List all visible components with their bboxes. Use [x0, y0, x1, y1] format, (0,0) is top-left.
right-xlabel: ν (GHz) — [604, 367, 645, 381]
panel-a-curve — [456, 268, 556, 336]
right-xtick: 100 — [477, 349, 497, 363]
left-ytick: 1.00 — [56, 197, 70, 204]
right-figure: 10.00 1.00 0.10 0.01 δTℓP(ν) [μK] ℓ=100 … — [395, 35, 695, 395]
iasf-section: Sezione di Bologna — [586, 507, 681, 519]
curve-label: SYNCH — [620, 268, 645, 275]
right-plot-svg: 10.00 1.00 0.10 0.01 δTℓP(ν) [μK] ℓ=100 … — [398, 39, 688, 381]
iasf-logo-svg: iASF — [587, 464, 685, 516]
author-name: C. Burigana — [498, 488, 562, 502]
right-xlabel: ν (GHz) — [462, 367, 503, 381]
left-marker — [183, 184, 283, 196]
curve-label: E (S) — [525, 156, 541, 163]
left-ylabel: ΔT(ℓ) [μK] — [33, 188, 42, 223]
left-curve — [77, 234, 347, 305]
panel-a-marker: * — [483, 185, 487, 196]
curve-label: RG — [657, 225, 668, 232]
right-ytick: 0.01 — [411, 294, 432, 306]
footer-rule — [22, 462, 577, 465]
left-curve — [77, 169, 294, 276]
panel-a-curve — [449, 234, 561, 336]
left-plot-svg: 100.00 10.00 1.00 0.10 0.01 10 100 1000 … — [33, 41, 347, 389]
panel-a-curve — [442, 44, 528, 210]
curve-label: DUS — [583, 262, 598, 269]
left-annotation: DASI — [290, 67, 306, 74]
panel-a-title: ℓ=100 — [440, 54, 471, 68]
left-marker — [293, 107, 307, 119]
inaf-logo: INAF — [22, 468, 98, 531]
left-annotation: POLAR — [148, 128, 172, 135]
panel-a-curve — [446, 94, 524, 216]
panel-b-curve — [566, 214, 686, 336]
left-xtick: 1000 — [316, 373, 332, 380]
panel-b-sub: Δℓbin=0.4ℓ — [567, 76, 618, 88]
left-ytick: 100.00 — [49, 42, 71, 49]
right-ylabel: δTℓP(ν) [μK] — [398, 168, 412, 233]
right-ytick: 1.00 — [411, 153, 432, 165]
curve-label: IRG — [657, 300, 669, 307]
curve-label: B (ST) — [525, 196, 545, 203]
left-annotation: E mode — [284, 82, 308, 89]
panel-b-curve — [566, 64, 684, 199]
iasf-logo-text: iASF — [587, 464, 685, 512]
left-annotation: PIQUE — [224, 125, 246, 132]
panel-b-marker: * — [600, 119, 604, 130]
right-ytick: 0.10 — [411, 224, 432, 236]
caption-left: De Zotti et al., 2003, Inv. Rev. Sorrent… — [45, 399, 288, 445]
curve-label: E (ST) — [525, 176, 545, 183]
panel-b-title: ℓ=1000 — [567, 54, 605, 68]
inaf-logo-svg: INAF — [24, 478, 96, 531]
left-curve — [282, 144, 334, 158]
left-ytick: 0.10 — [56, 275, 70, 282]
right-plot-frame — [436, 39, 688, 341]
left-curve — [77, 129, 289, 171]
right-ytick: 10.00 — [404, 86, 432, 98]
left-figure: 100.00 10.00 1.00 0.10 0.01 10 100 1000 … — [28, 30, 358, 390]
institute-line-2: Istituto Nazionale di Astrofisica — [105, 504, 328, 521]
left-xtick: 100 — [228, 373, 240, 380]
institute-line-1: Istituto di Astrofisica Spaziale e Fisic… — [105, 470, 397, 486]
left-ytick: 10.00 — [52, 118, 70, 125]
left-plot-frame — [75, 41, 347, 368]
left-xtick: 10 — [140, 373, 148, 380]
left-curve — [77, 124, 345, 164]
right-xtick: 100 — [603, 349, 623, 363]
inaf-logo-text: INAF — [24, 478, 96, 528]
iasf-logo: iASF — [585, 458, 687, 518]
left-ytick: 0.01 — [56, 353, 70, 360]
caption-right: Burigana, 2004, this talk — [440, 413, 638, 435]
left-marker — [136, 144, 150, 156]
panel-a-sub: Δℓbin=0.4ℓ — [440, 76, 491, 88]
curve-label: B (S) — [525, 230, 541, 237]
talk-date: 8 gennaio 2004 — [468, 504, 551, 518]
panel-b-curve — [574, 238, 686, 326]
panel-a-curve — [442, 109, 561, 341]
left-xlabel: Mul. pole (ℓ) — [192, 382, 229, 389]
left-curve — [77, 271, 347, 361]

• **Stated exercise**: Convert all the rows above into a Markdown table with the columns Number and Entry. Number each row and skip any blank lines.

• **Correct result**:
| Number | Entry |
|---|---|
| 1 | List all visible components with their bboxes. Use [x0, y0, x1, y1] format, (0,0) is top-left. |
| 2 | right-xlabel: ν (GHz) — [604, 367, 645, 381] |
| 3 | panel-a-curve — [456, 268, 556, 336] |
| 4 | right-xtick: 100 — [477, 349, 497, 363] |
| 5 | left-ytick: 1.00 — [56, 197, 70, 204] |
| 6 | right-figure: 10.00 1.00 0.10 0.01 δTℓP(ν) [μK] ℓ=100 … — [395, 35, 695, 395] |
| 7 | iasf-section: Sezione di Bologna — [586, 507, 681, 519] |
| 8 | curve-label: SYNCH — [620, 268, 645, 275] |
| 9 | right-plot-svg: 10.00 1.00 0.10 0.01 δTℓP(ν) [μK] ℓ=100 … — [398, 39, 688, 381] |
| 10 | iasf-logo-svg: iASF — [587, 464, 685, 516] |
| 11 | author-name: C. Burigana — [498, 488, 562, 502] |
| 12 | right-xlabel: ν (GHz) — [462, 367, 503, 381] |
| 13 | left-marker — [183, 184, 283, 196] |
| 14 | curve-label: E (S) — [525, 156, 541, 163] |
| 15 | left-ylabel: ΔT(ℓ) [μK] — [33, 188, 42, 223] |
| 16 | left-curve — [77, 234, 347, 305] |
| 17 | panel-a-marker: * — [483, 185, 487, 196] |
| 18 | curve-label: RG — [657, 225, 668, 232] |
| 19 | right-ytick: 0.01 — [411, 294, 432, 306] |
| 20 | footer-rule — [22, 462, 577, 465] |
| 21 | left-curve — [77, 169, 294, 276] |
| 22 | panel-a-curve — [449, 234, 561, 336] |
| 23 | left-plot-svg: 100.00 10.00 1.00 0.10 0.01 10 100 1000 … — [33, 41, 347, 389] |
| 24 | panel-a-curve — [442, 44, 528, 210] |
| 25 | curve-label: DUS — [583, 262, 598, 269] |
| 26 | left-annotation: DASI — [290, 67, 306, 74] |
| 27 | panel-a-title: ℓ=100 — [440, 54, 471, 68] |
| 28 | left-marker — [293, 107, 307, 119] |
| 29 | inaf-logo: INAF — [22, 468, 98, 531] |
| 30 | left-annotation: POLAR — [148, 128, 172, 135] |
| 31 | panel-a-curve — [446, 94, 524, 216] |
| 32 | panel-b-curve — [566, 214, 686, 336] |
| 33 | left-xtick: 1000 — [316, 373, 332, 380] |
| 34 | panel-b-sub: Δℓbin=0.4ℓ — [567, 76, 618, 88] |
| 35 | left-ytick: 100.00 — [49, 42, 71, 49] |
| 36 | right-ylabel: δTℓP(ν) [μK] — [398, 168, 412, 233] |
| 37 | right-ytick: 1.00 — [411, 153, 432, 165] |
| 38 | curve-label: IRG — [657, 300, 669, 307] |
| 39 | curve-label: B (ST) — [525, 196, 545, 203] |
| 40 | left-annotation: E mode — [284, 82, 308, 89] |
| 41 | panel-b-curve — [566, 64, 684, 199] |
| 42 | iasf-logo-text: iASF — [587, 464, 685, 512] |
| 43 | left-annotation: PIQUE — [224, 125, 246, 132] |
| 44 | panel-b-marker: * — [600, 119, 604, 130] |
| 45 | right-ytick: 0.10 — [411, 224, 432, 236] |
| 46 | caption-left: De Zotti et al., 2003, Inv. Rev. Sorrent… — [45, 399, 288, 445] |
| 47 | curve-label: E (ST) — [525, 176, 545, 183] |
| 48 | panel-b-title: ℓ=1000 — [567, 54, 605, 68] |
| 49 | inaf-logo-svg: INAF — [24, 478, 96, 531] |
| 50 | left-curve — [282, 144, 334, 158] |
| 51 | left-ytick: 0.10 — [56, 275, 70, 282] |
| 52 | right-plot-frame — [436, 39, 688, 341] |
| 53 | left-curve — [77, 129, 289, 171] |
| 54 | right-ytick: 10.00 — [404, 86, 432, 98] |
| 55 | left-figure: 100.00 10.00 1.00 0.10 0.01 10 100 1000 … — [28, 30, 358, 390] |
| 56 | institute-line-2: Istituto Nazionale di Astrofisica — [105, 504, 328, 521] |
| 57 | left-xtick: 100 — [228, 373, 240, 380] |
| 58 | institute-line-1: Istituto di Astrofisica Spaziale e Fisic… — [105, 470, 397, 486] |
| 59 | left-ytick: 10.00 — [52, 118, 70, 125] |
| 60 | left-plot-frame — [75, 41, 347, 368] |
| 61 | left-xtick: 10 — [140, 373, 148, 380] |
| 62 | left-curve — [77, 124, 345, 164] |
| 63 | right-xtick: 100 — [603, 349, 623, 363] |
| 64 | inaf-logo-text: INAF — [24, 478, 96, 528] |
| 65 | iasf-logo: iASF — [585, 458, 687, 518] |
| 66 | left-ytick: 0.01 — [56, 353, 70, 360] |
| 67 | caption-right: Burigana, 2004, this talk — [440, 413, 638, 435] |
| 68 | left-marker — [136, 144, 150, 156] |
| 69 | panel-a-sub: Δℓbin=0.4ℓ — [440, 76, 491, 88] |
| 70 | curve-label: B (S) — [525, 230, 541, 237] |
| 71 | talk-date: 8 gennaio 2004 — [468, 504, 551, 518] |
| 72 | panel-b-curve — [574, 238, 686, 326] |
| 73 | panel-a-curve — [442, 109, 561, 341] |
| 74 | left-xlabel: Mul. pole (ℓ) — [192, 382, 229, 389] |
| 75 | left-curve — [77, 271, 347, 361] |